What to produce:
Your answer should be a single number: the count of lines containing "structured".

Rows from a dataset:
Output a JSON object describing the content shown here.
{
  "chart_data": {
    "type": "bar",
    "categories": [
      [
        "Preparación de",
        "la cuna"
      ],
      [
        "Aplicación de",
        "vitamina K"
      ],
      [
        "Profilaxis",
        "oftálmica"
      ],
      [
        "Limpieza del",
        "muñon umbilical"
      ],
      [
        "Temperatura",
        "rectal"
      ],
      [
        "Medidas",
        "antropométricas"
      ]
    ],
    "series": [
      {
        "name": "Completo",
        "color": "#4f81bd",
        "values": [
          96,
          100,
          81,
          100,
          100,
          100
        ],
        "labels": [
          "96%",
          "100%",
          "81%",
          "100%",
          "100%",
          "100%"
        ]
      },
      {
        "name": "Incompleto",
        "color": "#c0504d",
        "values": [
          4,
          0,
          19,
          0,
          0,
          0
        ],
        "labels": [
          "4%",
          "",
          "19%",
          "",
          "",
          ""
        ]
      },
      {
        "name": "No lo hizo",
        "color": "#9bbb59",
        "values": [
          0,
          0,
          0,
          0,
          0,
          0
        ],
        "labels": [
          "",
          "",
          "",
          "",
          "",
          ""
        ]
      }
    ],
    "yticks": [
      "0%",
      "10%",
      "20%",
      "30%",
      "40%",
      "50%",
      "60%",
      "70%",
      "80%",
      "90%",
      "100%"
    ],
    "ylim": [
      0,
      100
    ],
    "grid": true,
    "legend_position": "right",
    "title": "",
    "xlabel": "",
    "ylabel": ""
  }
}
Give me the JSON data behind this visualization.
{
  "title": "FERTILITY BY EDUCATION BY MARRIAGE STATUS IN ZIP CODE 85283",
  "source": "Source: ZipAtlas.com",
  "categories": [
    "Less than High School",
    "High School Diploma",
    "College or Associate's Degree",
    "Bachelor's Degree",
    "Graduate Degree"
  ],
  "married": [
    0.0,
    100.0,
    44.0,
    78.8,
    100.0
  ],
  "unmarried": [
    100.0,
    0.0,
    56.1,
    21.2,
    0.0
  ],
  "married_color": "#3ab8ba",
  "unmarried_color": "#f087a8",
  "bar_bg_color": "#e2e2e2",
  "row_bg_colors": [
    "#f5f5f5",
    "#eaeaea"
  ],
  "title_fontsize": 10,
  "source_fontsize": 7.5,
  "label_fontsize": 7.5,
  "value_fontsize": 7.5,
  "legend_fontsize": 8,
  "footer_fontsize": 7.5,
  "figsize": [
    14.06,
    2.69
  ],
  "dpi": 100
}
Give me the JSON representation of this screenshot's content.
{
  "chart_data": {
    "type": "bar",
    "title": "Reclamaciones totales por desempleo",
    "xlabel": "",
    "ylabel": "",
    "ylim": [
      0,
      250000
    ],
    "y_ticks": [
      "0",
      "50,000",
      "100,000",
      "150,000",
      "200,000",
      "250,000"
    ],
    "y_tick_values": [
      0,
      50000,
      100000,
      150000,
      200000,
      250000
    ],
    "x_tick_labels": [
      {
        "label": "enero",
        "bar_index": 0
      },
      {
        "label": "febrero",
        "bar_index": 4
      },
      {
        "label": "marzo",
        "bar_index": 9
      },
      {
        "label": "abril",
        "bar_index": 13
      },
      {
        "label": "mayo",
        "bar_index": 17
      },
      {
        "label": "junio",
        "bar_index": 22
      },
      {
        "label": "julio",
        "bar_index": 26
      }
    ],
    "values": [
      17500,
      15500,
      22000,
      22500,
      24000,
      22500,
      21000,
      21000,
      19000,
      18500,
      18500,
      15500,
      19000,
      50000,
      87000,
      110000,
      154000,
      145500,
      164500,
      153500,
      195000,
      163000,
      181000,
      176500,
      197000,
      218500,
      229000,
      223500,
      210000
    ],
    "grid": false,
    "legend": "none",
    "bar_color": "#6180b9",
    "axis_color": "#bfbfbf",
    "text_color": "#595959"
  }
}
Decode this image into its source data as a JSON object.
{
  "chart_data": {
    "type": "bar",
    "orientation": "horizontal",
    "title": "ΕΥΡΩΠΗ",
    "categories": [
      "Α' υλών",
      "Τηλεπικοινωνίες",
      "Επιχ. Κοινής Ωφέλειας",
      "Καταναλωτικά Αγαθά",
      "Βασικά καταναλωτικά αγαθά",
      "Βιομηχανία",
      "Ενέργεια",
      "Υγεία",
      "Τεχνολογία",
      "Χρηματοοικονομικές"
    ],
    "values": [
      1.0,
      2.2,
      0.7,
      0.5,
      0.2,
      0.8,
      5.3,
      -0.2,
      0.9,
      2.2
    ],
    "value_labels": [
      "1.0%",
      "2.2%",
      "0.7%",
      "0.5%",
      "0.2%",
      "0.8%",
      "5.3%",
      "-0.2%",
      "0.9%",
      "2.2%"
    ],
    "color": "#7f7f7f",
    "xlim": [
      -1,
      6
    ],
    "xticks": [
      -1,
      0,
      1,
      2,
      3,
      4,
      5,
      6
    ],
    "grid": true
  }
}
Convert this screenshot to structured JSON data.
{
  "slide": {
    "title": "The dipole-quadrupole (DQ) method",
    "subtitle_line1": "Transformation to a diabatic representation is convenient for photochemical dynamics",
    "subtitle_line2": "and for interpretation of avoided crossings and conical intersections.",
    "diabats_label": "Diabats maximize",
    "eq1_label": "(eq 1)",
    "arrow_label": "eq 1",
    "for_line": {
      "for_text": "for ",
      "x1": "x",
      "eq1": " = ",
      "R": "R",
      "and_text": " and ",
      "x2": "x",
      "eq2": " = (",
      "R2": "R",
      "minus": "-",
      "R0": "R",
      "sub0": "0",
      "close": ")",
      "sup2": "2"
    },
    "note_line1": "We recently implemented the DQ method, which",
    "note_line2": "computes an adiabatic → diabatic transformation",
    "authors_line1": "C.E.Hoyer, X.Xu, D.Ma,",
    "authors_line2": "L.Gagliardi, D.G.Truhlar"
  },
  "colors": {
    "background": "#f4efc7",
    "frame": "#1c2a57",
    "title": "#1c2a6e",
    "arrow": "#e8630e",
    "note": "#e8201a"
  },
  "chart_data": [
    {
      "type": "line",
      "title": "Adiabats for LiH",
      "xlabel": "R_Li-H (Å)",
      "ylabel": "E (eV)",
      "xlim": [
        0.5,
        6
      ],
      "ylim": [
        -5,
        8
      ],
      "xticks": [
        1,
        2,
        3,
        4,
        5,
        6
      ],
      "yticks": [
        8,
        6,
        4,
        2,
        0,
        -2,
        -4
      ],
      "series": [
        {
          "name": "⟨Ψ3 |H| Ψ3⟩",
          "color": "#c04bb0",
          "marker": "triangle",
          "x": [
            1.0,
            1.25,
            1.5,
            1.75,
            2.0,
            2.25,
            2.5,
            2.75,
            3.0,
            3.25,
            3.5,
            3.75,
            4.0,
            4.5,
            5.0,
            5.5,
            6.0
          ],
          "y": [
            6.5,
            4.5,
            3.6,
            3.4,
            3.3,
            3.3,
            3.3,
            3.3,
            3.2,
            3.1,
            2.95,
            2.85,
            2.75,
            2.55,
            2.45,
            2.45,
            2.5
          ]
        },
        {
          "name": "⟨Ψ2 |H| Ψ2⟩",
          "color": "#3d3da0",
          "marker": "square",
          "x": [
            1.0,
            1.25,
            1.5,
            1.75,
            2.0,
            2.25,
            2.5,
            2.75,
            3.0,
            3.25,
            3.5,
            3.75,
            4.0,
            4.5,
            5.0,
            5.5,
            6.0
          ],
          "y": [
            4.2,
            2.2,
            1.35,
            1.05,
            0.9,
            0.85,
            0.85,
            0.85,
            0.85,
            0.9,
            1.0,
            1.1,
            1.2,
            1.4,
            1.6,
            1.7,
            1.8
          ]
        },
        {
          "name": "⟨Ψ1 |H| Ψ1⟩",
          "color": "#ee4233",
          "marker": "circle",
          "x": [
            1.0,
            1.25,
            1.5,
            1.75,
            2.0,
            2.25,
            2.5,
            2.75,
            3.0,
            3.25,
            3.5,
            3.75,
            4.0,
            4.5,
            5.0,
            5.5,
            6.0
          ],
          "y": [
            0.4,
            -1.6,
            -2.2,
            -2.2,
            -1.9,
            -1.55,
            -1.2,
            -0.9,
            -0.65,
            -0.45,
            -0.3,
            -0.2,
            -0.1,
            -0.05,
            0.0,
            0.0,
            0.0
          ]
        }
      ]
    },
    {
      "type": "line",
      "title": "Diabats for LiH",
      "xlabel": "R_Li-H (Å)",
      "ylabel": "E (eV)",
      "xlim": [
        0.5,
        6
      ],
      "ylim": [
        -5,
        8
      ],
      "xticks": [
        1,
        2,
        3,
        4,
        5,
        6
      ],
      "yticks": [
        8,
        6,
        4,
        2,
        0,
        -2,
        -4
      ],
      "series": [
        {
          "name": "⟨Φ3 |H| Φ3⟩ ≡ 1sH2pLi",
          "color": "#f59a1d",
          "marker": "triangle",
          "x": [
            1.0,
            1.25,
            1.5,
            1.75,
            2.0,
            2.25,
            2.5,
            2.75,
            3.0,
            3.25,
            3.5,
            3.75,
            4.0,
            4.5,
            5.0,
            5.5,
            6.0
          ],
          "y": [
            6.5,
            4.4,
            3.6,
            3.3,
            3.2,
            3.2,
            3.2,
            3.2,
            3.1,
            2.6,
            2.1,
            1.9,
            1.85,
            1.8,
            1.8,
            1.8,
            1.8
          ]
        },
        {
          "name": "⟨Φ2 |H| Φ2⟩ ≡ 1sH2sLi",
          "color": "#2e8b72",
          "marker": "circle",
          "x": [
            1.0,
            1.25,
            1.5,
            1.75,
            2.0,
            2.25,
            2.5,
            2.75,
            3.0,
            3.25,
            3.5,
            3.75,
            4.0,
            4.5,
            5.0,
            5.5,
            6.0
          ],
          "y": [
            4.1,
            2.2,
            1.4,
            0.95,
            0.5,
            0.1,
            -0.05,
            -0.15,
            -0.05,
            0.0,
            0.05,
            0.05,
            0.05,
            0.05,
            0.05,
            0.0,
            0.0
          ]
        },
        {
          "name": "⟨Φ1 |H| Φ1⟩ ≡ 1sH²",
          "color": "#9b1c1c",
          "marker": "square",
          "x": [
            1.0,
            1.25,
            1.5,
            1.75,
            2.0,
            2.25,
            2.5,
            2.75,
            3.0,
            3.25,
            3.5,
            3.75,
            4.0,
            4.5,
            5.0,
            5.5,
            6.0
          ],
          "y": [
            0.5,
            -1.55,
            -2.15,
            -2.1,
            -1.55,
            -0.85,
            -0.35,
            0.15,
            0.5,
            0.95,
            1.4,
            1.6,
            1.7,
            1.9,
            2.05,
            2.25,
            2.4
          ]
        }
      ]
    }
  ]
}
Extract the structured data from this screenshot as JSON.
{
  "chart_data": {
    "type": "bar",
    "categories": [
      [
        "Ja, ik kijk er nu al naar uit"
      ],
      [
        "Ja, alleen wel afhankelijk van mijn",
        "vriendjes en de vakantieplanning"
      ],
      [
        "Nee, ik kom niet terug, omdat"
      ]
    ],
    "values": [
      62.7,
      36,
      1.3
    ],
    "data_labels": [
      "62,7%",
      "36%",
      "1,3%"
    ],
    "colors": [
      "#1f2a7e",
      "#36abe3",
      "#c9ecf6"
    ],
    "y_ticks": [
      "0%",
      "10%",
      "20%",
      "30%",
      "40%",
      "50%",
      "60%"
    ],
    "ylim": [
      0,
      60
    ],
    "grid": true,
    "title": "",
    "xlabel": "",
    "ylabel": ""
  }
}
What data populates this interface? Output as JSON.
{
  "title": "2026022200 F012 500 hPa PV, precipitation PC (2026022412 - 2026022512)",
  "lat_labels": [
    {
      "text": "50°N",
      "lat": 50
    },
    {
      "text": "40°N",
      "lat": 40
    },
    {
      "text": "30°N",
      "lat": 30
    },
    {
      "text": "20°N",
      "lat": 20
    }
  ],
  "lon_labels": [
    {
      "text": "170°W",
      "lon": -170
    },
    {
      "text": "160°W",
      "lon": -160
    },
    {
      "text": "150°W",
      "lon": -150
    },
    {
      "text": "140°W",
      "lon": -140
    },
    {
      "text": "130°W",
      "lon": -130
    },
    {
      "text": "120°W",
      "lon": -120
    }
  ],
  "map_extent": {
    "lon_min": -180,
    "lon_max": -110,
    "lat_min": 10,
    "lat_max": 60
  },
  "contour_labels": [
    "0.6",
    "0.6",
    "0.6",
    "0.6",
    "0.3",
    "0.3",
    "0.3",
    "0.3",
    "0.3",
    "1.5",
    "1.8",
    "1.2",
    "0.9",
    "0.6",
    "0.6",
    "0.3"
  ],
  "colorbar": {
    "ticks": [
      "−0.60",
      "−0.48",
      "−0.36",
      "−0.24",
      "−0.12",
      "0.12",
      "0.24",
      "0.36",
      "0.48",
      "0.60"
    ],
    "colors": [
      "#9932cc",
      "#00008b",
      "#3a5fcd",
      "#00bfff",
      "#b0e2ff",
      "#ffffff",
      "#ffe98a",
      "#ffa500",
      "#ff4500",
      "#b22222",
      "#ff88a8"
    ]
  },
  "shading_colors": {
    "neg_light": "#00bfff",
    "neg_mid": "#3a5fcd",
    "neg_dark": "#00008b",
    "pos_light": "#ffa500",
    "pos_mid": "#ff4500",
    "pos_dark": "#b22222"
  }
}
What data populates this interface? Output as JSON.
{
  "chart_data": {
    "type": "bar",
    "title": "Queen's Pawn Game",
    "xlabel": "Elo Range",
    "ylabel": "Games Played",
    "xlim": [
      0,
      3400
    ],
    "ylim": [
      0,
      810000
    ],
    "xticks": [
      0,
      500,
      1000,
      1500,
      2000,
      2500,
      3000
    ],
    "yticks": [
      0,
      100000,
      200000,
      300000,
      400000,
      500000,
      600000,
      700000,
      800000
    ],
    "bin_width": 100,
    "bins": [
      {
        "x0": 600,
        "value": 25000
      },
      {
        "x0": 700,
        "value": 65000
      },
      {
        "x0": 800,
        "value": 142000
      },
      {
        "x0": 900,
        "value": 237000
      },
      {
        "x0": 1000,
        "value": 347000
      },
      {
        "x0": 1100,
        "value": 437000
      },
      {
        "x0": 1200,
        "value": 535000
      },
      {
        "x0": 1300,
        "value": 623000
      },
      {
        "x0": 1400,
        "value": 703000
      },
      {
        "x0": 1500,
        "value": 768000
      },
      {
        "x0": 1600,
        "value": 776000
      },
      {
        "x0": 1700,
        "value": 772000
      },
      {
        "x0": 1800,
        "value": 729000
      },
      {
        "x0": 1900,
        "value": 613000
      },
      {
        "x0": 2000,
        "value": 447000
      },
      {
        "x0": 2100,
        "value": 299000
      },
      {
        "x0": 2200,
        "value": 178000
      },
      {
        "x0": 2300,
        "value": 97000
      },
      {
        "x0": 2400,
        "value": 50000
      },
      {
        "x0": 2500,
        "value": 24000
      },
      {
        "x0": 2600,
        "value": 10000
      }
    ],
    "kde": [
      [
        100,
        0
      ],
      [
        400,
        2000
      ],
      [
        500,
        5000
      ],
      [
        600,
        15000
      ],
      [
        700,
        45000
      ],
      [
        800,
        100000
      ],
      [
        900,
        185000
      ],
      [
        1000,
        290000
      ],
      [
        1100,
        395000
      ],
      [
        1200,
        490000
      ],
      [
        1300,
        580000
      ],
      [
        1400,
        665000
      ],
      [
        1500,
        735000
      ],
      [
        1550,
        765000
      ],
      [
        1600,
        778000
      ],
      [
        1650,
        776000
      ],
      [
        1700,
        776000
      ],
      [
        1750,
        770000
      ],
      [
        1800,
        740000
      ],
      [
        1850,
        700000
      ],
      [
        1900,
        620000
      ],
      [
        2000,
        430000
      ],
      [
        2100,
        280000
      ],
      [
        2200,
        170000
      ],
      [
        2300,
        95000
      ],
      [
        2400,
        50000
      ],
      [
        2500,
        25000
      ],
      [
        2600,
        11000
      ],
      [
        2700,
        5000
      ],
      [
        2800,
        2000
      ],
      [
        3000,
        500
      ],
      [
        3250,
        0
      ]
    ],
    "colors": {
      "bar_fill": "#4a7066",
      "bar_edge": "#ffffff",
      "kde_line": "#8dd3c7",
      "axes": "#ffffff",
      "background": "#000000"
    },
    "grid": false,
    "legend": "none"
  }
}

Result of this exercise:
2